Exercise aim: Set down all of the data exactly as it appears.

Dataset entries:

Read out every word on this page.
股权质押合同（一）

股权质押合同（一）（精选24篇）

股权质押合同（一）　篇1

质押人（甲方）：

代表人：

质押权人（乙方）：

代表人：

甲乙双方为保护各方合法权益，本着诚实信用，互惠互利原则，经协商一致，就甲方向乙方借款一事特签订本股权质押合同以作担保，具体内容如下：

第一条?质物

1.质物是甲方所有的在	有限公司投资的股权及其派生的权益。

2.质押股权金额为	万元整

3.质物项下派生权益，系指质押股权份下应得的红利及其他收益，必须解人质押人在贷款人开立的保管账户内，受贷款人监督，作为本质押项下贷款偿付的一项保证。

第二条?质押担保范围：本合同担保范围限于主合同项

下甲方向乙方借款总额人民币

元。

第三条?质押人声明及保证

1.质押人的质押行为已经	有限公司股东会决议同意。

Correct output:
Read out every word on this page.
股权质押合同（一）

股权质押合同（一）（精选24篇）

股权质押合同（一）　篇1

质押人（甲方）：

代表人：

质押权人（乙方）：

代表人：

甲乙双方为保护各方合法权益，本着诚实信用，互惠互利原则，经协商一致，就甲方向乙方借款一事特签订本股权质押合同以作担保，具体内容如下：

第一条?质物

1.质物是甲方所有的在	有限公司投资的股权及其派生的权益。

2.质押股权金额为	万元整

3.质物项下派生权益，系指质押股权份下应得的红利及其他收益，必须解人质押人在贷款人开立的保管账户内，受贷款人监督，作为本质押项下贷款偿付的一项保证。

第二条?质押担保范围：本合同担保范围限于主合同项

下甲方向乙方借款总额人民币

元。

第三条?质押人声明及保证

1.质押人的质押行为已经	有限公司股东会决议同意。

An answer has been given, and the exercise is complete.